:: EXERCISE ::
Repeat the listing below in full, exactly as it stands.
--- --- ---
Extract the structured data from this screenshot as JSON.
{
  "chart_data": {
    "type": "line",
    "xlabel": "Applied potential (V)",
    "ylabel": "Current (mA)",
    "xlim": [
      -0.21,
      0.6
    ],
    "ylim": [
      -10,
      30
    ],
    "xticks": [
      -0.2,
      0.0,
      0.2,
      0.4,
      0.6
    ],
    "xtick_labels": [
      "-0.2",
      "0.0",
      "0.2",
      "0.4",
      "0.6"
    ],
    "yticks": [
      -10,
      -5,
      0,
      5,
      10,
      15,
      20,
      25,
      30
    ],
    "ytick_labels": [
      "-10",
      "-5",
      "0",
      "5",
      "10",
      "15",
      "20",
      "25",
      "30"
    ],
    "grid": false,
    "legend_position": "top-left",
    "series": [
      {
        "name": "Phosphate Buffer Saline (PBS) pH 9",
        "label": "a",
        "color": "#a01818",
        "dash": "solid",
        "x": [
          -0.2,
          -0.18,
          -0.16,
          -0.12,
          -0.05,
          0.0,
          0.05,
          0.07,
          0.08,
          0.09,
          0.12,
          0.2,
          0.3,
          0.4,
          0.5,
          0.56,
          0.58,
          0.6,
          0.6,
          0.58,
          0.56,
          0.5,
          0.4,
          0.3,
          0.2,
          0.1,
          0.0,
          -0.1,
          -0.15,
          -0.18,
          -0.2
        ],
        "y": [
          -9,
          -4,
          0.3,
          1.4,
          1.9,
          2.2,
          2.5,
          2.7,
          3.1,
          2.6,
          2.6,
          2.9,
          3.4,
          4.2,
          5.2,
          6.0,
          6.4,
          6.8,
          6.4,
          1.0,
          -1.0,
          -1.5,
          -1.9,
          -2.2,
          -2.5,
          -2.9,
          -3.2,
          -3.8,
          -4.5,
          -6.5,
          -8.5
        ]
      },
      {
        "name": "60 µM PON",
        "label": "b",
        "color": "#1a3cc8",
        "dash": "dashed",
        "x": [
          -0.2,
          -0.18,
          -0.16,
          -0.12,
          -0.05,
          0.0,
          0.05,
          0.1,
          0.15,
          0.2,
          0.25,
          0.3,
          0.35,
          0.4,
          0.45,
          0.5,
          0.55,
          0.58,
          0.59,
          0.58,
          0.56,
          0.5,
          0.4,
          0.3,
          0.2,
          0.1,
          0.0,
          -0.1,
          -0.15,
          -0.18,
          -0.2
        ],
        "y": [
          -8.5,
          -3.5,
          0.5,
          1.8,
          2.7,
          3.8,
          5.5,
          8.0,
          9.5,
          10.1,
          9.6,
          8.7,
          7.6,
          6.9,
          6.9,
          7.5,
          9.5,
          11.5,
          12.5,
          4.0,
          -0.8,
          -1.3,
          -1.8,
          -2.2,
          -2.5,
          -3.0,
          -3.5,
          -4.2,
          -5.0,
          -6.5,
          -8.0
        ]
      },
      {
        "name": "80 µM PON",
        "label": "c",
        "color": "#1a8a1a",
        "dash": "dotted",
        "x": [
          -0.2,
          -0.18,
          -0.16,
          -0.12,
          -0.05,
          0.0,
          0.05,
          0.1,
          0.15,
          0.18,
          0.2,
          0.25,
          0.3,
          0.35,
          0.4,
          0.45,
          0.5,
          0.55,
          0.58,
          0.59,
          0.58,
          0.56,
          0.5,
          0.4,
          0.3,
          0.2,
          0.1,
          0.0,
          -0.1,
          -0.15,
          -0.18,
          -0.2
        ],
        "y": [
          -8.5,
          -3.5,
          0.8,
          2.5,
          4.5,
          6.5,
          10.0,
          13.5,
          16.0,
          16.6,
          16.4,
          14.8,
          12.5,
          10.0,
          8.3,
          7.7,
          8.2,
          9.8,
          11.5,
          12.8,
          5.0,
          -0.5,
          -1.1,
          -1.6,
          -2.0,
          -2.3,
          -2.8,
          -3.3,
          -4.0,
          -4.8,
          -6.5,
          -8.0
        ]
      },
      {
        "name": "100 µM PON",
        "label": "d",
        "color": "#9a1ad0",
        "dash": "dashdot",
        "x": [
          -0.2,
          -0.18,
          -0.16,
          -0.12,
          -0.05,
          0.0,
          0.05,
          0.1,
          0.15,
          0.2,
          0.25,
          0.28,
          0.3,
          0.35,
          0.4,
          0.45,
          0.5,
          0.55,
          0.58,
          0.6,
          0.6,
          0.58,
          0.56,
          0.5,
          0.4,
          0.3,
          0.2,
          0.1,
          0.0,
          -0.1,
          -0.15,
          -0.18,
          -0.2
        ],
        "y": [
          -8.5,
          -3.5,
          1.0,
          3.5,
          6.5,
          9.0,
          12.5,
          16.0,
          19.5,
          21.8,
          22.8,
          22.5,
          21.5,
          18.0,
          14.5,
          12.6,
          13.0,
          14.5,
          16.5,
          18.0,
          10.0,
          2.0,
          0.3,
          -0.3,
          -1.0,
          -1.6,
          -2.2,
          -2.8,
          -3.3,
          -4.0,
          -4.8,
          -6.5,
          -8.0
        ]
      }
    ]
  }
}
--- --- ---
:: WRITTEN REPLY ::
Extract the structured data from this screenshot as JSON.
{
  "chart_data": {
    "type": "line",
    "xlabel": "Applied potential (V)",
    "ylabel": "Current (mA)",
    "xlim": [
      -0.21,
      0.6
    ],
    "ylim": [
      -10,
      30
    ],
    "xticks": [
      -0.2,
      0.0,
      0.2,
      0.4,
      0.6
    ],
    "xtick_labels": [
      "-0.2",
      "0.0",
      "0.2",
      "0.4",
      "0.6"
    ],
    "yticks": [
      -10,
      -5,
      0,
      5,
      10,
      15,
      20,
      25,
      30
    ],
    "ytick_labels": [
      "-10",
      "-5",
      "0",
      "5",
      "10",
      "15",
      "20",
      "25",
      "30"
    ],
    "grid": false,
    "legend_position": "top-left",
    "series": [
      {
        "name": "Phosphate Buffer Saline (PBS) pH 9",
        "label": "a",
        "color": "#a01818",
        "dash": "solid",
        "x": [
          -0.2,
          -0.18,
          -0.16,
          -0.12,
          -0.05,
          0.0,
          0.05,
          0.07,
          0.08,
          0.09,
          0.12,
          0.2,
          0.3,
          0.4,
          0.5,
          0.56,
          0.58,
          0.6,
          0.6,
          0.58,
          0.56,
          0.5,
          0.4,
          0.3,
          0.2,
          0.1,
          0.0,
          -0.1,
          -0.15,
          -0.18,
          -0.2
        ],
        "y": [
          -9,
          -4,
          0.3,
          1.4,
          1.9,
          2.2,
          2.5,
          2.7,
          3.1,
          2.6,
          2.6,
          2.9,
          3.4,
          4.2,
          5.2,
          6.0,
          6.4,
          6.8,
          6.4,
          1.0,
          -1.0,
          -1.5,
          -1.9,
          -2.2,
          -2.5,
          -2.9,
          -3.2,
          -3.8,
          -4.5,
          -6.5,
          -8.5
        ]
      },
      {
        "name": "60 µM PON",
        "label": "b",
        "color": "#1a3cc8",
        "dash": "dashed",
        "x": [
          -0.2,
          -0.18,
          -0.16,
          -0.12,
          -0.05,
          0.0,
          0.05,
          0.1,
          0.15,
          0.2,
          0.25,
          0.3,
          0.35,
          0.4,
          0.45,
          0.5,
          0.55,
          0.58,
          0.59,
          0.58,
          0.56,
          0.5,
          0.4,
          0.3,
          0.2,
          0.1,
          0.0,
          -0.1,
          -0.15,
          -0.18,
          -0.2
        ],
        "y": [
          -8.5,
          -3.5,
          0.5,
          1.8,
          2.7,
          3.8,
          5.5,
          8.0,
          9.5,
          10.1,
          9.6,
          8.7,
          7.6,
          6.9,
          6.9,
          7.5,
          9.5,
          11.5,
          12.5,
          4.0,
          -0.8,
          -1.3,
          -1.8,
          -2.2,
          -2.5,
          -3.0,
          -3.5,
          -4.2,
          -5.0,
          -6.5,
          -8.0
        ]
      },
      {
        "name": "80 µM PON",
        "label": "c",
        "color": "#1a8a1a",
        "dash": "dotted",
        "x": [
          -0.2,
          -0.18,
          -0.16,
          -0.12,
          -0.05,
          0.0,
          0.05,
          0.1,
          0.15,
          0.18,
          0.2,
          0.25,
          0.3,
          0.35,
          0.4,
          0.45,
          0.5,
          0.55,
          0.58,
          0.59,
          0.58,
          0.56,
          0.5,
          0.4,
          0.3,
          0.2,
          0.1,
          0.0,
          -0.1,
          -0.15,
          -0.18,
          -0.2
        ],
        "y": [
          -8.5,
          -3.5,
          0.8,
          2.5,
          4.5,
          6.5,
          10.0,
          13.5,
          16.0,
          16.6,
          16.4,
          14.8,
          12.5,
          10.0,
          8.3,
          7.7,
          8.2,
          9.8,
          11.5,
          12.8,
          5.0,
          -0.5,
          -1.1,
          -1.6,
          -2.0,
          -2.3,
          -2.8,
          -3.3,
          -4.0,
          -4.8,
          -6.5,
          -8.0
        ]
      },
      {
        "name": "100 µM PON",
        "label": "d",
        "color": "#9a1ad0",
        "dash": "dashdot",
        "x": [
          -0.2,
          -0.18,
          -0.16,
          -0.12,
          -0.05,
          0.0,
          0.05,
          0.1,
          0.15,
          0.2,
          0.25,
          0.28,
          0.3,
          0.35,
          0.4,
          0.45,
          0.5,
          0.55,
          0.58,
          0.6,
          0.6,
          0.58,
          0.56,
          0.5,
          0.4,
          0.3,
          0.2,
          0.1,
          0.0,
          -0.1,
          -0.15,
          -0.18,
          -0.2
        ],
        "y": [
          -8.5,
          -3.5,
          1.0,
          3.5,
          6.5,
          9.0,
          12.5,
          16.0,
          19.5,
          21.8,
          22.8,
          22.5,
          21.5,
          18.0,
          14.5,
          12.6,
          13.0,
          14.5,
          16.5,
          18.0,
          10.0,
          2.0,
          0.3,
          -0.3,
          -1.0,
          -1.6,
          -2.2,
          -2.8,
          -3.3,
          -4.0,
          -4.8,
          -6.5,
          -8.0
        ]
      }
    ]
  }
}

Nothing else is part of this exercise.